Figure dataset records:
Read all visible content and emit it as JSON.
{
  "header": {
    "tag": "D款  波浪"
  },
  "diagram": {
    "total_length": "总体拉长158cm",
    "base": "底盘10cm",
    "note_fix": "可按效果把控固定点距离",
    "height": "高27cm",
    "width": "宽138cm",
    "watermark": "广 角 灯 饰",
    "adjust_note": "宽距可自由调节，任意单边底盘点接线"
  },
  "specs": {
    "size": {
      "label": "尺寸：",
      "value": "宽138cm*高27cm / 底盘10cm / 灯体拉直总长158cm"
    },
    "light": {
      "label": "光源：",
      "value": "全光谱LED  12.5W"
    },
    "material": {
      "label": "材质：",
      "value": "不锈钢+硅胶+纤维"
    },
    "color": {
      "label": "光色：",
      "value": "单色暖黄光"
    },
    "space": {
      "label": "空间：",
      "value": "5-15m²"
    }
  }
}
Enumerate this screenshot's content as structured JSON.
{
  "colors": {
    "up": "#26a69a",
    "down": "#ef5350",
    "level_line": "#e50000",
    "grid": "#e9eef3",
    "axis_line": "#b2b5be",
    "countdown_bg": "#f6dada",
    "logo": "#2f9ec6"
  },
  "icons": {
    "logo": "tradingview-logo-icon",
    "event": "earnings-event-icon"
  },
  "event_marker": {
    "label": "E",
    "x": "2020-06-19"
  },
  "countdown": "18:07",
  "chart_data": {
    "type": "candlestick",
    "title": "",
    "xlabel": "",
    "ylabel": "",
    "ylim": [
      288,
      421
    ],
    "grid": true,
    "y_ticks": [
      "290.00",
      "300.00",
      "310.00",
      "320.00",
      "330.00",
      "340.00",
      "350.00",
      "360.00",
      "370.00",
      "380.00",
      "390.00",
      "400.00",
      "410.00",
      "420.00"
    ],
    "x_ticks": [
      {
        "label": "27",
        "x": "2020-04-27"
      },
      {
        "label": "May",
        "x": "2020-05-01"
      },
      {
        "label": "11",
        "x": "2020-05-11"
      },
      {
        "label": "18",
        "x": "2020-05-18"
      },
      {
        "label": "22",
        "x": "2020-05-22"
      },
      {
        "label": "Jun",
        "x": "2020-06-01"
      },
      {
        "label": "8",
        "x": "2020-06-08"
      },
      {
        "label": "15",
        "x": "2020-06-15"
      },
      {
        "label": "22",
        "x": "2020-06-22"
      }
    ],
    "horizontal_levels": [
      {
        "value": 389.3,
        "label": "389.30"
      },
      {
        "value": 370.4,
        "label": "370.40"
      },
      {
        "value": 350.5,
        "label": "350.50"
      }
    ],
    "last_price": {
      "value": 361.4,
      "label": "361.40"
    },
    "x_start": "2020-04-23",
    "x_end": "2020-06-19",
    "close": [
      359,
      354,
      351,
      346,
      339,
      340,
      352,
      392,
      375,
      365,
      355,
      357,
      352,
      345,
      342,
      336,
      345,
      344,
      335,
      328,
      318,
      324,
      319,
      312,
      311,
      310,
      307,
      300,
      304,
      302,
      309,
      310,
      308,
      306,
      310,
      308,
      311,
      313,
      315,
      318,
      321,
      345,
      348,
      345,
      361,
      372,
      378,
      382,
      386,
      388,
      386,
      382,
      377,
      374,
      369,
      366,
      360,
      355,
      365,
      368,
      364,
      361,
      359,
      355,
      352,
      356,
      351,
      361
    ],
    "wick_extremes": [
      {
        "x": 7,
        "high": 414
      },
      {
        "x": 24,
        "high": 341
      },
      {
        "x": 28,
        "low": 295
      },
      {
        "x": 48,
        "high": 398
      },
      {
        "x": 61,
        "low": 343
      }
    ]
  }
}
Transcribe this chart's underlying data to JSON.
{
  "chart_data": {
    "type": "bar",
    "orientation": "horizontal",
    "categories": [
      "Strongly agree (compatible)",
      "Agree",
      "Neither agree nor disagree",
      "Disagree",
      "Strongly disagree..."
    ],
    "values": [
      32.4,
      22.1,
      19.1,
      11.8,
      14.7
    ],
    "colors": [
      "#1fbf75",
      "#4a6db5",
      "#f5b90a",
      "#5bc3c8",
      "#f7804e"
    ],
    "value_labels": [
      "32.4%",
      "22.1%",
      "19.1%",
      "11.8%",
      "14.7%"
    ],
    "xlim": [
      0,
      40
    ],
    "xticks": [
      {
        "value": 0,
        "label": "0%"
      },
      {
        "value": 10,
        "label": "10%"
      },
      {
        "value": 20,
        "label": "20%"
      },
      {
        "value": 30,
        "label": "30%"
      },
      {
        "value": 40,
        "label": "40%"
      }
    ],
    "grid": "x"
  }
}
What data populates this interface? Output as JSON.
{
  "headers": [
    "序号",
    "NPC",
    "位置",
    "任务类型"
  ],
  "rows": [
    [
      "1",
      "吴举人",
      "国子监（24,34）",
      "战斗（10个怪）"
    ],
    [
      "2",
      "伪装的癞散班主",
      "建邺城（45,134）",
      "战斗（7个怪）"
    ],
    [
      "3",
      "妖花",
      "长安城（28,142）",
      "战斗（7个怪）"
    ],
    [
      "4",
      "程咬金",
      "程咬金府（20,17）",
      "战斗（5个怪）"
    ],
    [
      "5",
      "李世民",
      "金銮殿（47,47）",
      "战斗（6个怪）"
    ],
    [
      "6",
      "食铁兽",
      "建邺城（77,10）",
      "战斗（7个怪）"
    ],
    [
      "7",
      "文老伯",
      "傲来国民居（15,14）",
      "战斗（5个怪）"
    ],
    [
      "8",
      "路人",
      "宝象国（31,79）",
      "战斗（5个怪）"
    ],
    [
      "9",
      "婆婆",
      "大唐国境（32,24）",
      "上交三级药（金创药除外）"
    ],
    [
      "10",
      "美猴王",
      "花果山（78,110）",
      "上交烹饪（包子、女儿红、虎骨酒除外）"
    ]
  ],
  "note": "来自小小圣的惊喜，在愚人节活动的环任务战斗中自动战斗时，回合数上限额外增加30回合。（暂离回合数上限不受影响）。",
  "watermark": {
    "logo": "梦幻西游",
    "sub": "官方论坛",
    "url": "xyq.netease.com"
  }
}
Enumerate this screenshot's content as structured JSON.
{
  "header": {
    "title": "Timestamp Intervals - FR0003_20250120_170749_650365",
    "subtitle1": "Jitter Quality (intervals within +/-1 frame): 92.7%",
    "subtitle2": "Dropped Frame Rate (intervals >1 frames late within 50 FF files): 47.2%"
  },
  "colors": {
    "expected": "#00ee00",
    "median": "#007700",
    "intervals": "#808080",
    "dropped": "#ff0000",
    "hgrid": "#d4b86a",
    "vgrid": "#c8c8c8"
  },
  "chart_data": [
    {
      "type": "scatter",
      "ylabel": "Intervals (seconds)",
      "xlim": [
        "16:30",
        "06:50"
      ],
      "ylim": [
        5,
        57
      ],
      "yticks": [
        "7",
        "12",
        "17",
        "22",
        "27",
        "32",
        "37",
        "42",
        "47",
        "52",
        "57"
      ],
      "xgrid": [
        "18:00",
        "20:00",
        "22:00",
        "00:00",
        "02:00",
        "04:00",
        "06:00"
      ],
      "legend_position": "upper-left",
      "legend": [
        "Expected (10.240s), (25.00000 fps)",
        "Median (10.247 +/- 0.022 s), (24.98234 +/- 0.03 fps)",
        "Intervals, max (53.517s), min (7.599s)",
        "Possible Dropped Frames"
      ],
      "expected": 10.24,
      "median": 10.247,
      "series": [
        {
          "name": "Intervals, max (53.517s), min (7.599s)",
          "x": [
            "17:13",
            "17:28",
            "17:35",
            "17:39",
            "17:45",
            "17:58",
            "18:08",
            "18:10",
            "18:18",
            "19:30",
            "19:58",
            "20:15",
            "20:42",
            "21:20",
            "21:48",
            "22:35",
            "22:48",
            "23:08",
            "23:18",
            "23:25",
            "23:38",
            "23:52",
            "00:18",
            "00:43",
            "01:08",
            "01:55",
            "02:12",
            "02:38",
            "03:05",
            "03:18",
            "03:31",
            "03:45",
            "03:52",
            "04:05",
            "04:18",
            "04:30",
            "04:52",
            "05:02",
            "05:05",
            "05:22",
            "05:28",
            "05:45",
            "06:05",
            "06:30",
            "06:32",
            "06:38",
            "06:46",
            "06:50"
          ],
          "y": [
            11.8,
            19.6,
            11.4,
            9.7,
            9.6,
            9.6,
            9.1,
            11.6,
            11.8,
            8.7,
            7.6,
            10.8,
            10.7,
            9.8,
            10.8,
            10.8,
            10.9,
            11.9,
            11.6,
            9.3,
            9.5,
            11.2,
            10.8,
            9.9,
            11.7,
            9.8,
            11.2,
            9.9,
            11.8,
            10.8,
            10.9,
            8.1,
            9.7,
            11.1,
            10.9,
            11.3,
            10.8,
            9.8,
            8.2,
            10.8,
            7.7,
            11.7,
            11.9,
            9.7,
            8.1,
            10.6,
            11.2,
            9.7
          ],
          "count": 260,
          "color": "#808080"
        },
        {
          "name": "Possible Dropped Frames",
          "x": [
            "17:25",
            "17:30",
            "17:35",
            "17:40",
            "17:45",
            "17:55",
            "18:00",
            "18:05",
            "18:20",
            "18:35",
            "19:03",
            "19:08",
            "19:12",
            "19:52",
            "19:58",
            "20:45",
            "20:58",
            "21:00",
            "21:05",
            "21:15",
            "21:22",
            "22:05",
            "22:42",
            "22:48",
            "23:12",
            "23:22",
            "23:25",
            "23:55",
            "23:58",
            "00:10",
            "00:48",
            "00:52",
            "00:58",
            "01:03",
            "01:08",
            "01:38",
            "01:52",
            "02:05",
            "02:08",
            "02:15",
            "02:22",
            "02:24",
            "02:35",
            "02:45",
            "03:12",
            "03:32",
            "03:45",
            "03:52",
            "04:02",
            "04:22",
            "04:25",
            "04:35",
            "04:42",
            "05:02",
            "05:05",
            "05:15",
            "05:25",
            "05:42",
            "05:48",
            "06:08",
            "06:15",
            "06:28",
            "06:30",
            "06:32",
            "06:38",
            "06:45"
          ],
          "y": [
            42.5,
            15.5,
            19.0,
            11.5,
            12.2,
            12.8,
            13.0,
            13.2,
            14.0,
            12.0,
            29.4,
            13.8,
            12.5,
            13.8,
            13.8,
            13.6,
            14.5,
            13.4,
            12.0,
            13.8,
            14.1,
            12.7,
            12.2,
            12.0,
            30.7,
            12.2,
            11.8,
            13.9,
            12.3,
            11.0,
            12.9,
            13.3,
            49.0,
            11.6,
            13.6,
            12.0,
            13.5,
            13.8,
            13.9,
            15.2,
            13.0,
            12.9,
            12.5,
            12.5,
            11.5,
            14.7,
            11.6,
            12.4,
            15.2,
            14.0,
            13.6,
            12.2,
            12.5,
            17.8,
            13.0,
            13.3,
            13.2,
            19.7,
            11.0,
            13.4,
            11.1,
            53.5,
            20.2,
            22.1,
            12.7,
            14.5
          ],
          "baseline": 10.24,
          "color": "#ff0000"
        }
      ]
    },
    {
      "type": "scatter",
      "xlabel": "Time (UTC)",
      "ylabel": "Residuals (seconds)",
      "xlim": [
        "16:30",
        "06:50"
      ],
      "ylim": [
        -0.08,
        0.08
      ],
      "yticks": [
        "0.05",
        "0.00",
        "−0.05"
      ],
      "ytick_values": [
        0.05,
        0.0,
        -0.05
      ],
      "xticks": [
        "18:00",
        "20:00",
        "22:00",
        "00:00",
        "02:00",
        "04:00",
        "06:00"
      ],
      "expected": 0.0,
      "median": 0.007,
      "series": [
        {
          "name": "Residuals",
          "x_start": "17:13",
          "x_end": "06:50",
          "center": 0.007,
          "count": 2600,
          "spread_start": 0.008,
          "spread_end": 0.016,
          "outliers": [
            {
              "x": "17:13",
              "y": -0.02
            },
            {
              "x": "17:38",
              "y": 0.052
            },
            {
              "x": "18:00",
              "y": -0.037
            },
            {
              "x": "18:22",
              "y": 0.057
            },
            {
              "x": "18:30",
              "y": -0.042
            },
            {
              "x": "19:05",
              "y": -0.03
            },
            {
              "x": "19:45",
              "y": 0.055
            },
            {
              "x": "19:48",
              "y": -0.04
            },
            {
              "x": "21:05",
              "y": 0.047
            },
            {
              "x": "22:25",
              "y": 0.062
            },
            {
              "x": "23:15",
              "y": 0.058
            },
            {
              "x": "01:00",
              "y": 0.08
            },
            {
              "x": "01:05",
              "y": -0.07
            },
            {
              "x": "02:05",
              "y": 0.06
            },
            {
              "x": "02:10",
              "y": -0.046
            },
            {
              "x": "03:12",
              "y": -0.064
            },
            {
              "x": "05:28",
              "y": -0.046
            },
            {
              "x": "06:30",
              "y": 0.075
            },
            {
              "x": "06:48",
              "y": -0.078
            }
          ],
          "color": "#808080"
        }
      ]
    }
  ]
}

### Exercise prompt
Pick out lines containing the word "seconds", each one as written.

### The output
      "ylabel": "Intervals (seconds)",
      "ylabel": "Residuals (seconds)",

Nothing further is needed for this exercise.